Problem:
Please restate the following records word for word.

Start Provided material

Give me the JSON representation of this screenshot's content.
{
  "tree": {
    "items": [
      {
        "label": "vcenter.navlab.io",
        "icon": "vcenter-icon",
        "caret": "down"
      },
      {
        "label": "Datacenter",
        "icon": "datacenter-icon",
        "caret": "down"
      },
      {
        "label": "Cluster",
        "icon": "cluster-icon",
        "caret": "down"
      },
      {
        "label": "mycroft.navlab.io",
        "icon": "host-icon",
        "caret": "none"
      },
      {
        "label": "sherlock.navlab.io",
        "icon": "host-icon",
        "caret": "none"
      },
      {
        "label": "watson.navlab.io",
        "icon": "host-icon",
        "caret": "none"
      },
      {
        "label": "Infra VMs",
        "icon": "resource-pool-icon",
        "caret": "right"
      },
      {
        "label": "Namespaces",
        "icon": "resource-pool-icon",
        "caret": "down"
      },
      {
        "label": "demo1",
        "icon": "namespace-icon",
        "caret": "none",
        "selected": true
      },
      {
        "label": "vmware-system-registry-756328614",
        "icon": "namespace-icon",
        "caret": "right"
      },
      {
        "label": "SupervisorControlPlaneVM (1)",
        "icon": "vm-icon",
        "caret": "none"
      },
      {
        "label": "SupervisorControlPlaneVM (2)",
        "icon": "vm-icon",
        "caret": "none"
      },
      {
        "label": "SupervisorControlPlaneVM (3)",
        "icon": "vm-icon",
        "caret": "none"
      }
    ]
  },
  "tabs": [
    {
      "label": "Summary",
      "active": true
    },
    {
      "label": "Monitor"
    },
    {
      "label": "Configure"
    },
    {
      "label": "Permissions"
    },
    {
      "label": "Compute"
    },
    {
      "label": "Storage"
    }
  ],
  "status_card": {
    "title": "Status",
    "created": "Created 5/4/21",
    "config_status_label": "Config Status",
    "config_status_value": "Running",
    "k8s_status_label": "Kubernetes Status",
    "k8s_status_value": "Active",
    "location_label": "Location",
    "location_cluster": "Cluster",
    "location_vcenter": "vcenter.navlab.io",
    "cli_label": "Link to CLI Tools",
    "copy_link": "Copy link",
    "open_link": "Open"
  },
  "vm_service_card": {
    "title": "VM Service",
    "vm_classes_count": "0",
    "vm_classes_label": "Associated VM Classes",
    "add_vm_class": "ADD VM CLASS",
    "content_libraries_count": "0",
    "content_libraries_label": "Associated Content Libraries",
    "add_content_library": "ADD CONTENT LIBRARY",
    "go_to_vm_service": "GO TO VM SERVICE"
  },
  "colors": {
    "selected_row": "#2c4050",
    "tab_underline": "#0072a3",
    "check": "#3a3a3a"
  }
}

End Provided material

Response to this exercise:
Give me the JSON representation of this screenshot's content.
{
  "tree": {
    "items": [
      {
        "label": "vcenter.navlab.io",
        "icon": "vcenter-icon",
        "caret": "down"
      },
      {
        "label": "Datacenter",
        "icon": "datacenter-icon",
        "caret": "down"
      },
      {
        "label": "Cluster",
        "icon": "cluster-icon",
        "caret": "down"
      },
      {
        "label": "mycroft.navlab.io",
        "icon": "host-icon",
        "caret": "none"
      },
      {
        "label": "sherlock.navlab.io",
        "icon": "host-icon",
        "caret": "none"
      },
      {
        "label": "watson.navlab.io",
        "icon": "host-icon",
        "caret": "none"
      },
      {
        "label": "Infra VMs",
        "icon": "resource-pool-icon",
        "caret": "right"
      },
      {
        "label": "Namespaces",
        "icon": "resource-pool-icon",
        "caret": "down"
      },
      {
        "label": "demo1",
        "icon": "namespace-icon",
        "caret": "none",
        "selected": true
      },
      {
        "label": "vmware-system-registry-756328614",
        "icon": "namespace-icon",
        "caret": "right"
      },
      {
        "label": "SupervisorControlPlaneVM (1)",
        "icon": "vm-icon",
        "caret": "none"
      },
      {
        "label": "SupervisorControlPlaneVM (2)",
        "icon": "vm-icon",
        "caret": "none"
      },
      {
        "label": "SupervisorControlPlaneVM (3)",
        "icon": "vm-icon",
        "caret": "none"
      }
    ]
  },
  "tabs": [
    {
      "label": "Summary",
      "active": true
    },
    {
      "label": "Monitor"
    },
    {
      "label": "Configure"
    },
    {
      "label": "Permissions"
    },
    {
      "label": "Compute"
    },
    {
      "label": "Storage"
    }
  ],
  "status_card": {
    "title": "Status",
    "created": "Created 5/4/21",
    "config_status_label": "Config Status",
    "config_status_value": "Running",
    "k8s_status_label": "Kubernetes Status",
    "k8s_status_value": "Active",
    "location_label": "Location",
    "location_cluster": "Cluster",
    "location_vcenter": "vcenter.navlab.io",
    "cli_label": "Link to CLI Tools",
    "copy_link": "Copy link",
    "open_link": "Open"
  },
  "vm_service_card": {
    "title": "VM Service",
    "vm_classes_count": "0",
    "vm_classes_label": "Associated VM Classes",
    "add_vm_class": "ADD VM CLASS",
    "content_libraries_count": "0",
    "content_libraries_label": "Associated Content Libraries",
    "add_content_library": "ADD CONTENT LIBRARY",
    "go_to_vm_service": "GO TO VM SERVICE"
  },
  "colors": {
    "selected_row": "#2c4050",
    "tab_underline": "#0072a3",
    "check": "#3a3a3a"
  }
}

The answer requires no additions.